> [The problem]: Tally up the lines below that contain the word "View" and give the total alone.

[[ Dataset open ]]

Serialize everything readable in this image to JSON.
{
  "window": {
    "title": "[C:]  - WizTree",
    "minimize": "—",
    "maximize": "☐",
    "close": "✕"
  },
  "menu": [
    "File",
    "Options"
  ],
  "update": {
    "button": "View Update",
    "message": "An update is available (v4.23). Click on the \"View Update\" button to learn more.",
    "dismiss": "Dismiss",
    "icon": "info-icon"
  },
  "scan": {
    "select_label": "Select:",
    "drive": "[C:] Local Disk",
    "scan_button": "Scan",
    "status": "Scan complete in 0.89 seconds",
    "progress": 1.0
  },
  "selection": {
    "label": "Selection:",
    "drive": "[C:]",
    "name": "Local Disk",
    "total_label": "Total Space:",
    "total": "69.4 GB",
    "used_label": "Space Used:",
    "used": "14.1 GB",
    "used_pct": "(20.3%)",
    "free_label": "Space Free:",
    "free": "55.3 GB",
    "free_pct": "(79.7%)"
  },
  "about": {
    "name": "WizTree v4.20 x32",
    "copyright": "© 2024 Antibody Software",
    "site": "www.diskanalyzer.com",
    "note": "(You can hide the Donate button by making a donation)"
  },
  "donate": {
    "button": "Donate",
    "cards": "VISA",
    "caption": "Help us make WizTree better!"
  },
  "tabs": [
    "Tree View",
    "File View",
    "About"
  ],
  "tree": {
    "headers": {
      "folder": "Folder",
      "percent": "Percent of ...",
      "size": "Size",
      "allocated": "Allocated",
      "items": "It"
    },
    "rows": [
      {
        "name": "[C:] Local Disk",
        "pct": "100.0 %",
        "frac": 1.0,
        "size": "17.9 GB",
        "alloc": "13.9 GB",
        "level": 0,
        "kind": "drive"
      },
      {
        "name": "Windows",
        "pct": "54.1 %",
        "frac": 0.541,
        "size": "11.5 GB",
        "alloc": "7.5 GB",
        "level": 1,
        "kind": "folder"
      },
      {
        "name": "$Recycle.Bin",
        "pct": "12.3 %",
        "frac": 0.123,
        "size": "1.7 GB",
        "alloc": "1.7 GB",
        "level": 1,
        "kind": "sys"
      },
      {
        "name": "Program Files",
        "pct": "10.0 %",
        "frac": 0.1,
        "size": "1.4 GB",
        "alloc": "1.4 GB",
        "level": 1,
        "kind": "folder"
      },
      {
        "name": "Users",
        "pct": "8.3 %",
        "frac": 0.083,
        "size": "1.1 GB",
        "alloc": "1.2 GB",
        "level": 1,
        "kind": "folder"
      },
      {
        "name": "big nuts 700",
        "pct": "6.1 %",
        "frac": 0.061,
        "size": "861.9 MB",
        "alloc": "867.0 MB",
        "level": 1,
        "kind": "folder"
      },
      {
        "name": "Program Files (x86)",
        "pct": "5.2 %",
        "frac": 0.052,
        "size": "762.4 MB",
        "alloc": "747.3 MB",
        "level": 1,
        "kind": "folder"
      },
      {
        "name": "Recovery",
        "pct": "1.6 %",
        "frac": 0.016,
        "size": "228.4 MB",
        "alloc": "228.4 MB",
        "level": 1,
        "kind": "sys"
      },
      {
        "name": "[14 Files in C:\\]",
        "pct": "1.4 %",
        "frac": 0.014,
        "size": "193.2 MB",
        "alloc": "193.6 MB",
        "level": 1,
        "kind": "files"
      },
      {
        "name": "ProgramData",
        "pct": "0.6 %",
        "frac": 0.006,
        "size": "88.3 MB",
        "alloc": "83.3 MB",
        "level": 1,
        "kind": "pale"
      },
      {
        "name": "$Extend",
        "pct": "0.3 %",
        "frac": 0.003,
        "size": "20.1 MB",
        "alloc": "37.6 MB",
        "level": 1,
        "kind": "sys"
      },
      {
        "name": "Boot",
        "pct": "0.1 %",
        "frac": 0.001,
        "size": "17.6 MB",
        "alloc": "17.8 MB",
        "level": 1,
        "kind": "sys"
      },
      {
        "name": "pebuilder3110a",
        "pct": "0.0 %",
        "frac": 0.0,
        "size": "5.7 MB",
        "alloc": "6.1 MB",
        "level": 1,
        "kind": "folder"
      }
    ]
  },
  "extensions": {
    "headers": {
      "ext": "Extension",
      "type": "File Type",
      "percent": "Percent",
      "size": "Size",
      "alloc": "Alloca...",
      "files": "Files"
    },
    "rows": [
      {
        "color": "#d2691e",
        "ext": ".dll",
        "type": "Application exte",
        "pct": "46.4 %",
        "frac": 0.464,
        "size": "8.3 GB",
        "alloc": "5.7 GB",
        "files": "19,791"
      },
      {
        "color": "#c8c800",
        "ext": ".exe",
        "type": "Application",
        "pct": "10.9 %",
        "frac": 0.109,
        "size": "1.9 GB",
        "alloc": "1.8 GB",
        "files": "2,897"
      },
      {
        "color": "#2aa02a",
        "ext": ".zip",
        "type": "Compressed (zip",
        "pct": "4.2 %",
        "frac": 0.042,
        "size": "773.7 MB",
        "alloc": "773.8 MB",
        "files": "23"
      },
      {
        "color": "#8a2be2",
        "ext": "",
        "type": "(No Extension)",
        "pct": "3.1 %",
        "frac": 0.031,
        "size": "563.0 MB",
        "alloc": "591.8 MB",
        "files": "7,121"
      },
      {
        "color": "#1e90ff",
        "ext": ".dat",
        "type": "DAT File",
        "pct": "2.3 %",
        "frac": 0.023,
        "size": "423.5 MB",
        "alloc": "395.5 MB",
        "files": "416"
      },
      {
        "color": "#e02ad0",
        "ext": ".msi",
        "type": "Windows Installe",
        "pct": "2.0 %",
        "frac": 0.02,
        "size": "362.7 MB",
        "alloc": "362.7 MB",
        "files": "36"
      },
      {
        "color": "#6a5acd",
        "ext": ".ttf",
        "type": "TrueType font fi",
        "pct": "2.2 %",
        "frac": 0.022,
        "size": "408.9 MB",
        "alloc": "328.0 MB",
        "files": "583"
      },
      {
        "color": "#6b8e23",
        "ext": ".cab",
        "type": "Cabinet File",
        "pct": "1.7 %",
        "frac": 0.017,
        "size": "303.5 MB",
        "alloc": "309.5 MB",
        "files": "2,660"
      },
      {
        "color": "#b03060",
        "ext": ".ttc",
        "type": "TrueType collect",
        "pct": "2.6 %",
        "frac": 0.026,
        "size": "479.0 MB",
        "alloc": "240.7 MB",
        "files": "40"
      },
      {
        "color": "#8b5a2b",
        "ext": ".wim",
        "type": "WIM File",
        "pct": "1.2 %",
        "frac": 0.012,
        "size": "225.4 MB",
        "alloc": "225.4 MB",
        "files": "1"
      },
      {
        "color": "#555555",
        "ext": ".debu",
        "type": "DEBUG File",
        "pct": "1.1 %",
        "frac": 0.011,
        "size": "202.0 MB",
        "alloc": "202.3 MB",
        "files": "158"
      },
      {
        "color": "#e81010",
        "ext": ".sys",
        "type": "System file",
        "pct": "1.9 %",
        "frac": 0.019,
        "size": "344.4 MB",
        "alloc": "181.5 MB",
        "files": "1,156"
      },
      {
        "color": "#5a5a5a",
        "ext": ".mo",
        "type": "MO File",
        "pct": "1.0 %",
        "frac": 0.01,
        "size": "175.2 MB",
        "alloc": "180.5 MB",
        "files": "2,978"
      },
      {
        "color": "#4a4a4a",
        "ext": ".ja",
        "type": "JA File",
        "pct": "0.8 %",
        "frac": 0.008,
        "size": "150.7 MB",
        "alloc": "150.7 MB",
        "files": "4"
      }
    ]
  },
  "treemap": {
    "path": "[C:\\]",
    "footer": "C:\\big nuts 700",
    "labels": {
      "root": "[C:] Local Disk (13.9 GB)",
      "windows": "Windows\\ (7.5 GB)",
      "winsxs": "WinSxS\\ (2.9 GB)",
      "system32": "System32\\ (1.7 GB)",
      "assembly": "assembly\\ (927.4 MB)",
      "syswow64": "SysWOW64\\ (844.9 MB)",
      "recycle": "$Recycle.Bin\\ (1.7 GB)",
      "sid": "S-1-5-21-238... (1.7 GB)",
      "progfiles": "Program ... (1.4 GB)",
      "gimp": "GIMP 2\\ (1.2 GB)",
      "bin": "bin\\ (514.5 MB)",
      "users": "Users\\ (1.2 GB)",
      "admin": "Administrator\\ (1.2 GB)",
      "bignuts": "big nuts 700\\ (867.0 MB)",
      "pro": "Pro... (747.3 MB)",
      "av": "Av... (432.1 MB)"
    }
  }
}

[[ Dataset closed ]]

> [Exercise solution]: 4